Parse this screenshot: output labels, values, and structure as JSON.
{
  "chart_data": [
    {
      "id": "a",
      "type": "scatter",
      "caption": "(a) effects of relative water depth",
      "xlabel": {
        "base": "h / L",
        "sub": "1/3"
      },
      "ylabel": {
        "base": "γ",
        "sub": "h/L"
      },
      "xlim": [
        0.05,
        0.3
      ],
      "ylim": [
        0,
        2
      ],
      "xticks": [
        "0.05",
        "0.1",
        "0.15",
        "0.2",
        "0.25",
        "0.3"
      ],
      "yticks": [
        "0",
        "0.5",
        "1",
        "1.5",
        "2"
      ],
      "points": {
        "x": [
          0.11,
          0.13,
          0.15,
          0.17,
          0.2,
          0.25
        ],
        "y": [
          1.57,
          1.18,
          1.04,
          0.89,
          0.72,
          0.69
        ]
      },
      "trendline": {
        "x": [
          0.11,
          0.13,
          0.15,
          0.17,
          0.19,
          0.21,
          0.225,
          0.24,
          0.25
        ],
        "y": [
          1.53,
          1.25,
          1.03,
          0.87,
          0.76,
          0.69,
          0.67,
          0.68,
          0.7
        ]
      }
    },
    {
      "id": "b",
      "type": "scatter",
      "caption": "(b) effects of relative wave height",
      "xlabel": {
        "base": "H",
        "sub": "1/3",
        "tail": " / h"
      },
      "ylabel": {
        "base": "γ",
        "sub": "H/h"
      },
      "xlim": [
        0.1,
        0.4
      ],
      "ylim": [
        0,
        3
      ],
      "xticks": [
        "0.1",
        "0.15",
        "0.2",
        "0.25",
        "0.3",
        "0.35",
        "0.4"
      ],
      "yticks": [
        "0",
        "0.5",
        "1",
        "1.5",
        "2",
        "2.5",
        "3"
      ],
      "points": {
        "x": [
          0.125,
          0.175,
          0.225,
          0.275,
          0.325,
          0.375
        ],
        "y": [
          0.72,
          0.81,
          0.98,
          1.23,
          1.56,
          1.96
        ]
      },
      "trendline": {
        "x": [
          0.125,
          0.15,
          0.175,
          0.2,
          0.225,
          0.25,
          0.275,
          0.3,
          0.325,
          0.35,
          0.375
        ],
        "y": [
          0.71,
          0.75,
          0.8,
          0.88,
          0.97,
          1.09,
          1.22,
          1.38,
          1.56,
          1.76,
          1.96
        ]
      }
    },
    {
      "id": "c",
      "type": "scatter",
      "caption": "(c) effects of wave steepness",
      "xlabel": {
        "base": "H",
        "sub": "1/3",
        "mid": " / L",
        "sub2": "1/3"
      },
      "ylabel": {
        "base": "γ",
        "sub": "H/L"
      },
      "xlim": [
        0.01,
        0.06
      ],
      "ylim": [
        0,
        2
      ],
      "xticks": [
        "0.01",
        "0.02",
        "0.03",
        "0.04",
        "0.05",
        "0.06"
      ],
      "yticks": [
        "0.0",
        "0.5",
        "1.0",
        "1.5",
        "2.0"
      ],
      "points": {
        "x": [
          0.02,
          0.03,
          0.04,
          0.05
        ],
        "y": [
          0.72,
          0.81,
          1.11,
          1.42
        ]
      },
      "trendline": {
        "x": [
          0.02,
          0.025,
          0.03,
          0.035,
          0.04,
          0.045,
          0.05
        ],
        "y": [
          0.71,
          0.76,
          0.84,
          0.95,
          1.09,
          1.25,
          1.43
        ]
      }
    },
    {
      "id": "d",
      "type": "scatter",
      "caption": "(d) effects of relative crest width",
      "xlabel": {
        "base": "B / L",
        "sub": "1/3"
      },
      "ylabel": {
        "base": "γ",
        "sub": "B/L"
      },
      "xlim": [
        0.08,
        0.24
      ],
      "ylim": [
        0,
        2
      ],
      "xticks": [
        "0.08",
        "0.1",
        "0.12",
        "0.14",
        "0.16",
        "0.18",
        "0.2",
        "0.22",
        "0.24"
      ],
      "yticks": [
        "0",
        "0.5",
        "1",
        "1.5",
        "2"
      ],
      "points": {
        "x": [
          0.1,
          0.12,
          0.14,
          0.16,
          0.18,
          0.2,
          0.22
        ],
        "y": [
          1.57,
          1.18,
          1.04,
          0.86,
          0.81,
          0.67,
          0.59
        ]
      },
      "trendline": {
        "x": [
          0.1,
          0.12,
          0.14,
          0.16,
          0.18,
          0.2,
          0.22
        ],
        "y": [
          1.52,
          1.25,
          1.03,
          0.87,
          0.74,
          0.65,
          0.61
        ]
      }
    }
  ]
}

=-=-=

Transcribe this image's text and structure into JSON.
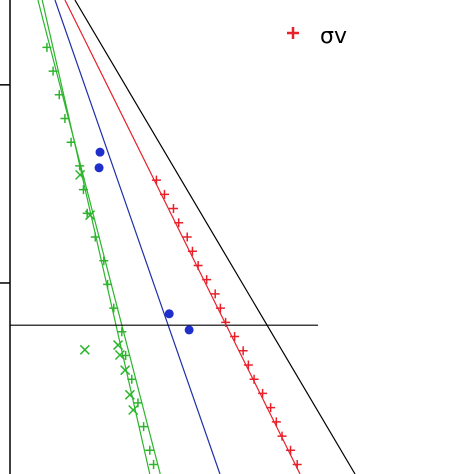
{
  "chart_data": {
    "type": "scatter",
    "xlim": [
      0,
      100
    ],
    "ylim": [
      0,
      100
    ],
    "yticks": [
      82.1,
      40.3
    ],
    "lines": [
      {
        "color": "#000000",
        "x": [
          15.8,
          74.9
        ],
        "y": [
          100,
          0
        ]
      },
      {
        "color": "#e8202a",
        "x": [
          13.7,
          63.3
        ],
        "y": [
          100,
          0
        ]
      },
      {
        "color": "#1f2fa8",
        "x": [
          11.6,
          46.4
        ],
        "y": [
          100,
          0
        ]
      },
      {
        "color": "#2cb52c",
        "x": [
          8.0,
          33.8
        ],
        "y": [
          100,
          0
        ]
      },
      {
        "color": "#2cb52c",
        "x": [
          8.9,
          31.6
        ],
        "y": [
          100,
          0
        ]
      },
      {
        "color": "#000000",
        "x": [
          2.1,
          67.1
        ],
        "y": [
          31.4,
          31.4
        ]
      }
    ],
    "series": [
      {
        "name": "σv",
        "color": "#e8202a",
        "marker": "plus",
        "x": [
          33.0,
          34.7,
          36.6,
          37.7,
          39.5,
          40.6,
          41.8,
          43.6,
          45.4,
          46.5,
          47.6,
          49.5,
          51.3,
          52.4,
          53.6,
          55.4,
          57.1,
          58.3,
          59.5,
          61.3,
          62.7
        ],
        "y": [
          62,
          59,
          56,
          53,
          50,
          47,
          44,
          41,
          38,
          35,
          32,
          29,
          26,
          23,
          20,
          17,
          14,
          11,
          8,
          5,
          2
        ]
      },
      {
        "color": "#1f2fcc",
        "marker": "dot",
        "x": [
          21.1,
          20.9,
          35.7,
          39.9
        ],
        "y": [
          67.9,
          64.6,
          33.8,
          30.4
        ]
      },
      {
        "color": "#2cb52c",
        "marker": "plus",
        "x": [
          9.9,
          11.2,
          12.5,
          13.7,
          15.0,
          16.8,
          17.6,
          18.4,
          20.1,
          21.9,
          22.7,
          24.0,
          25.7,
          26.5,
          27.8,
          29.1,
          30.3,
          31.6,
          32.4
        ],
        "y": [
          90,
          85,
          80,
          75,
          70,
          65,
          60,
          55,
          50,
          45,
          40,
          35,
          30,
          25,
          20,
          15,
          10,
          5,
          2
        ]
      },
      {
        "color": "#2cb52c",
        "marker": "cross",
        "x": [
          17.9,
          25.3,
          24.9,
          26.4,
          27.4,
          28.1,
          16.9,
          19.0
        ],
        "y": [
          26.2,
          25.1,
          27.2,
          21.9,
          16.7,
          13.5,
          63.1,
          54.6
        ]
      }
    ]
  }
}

=-=-=

> **Exercise objective**:
Find the lines above that contain the word "JSON" and collect them.

> **Written response**:
Parse this screenshot: output labels, values, and structure as JSON.
Transcribe this image's text and structure into JSON.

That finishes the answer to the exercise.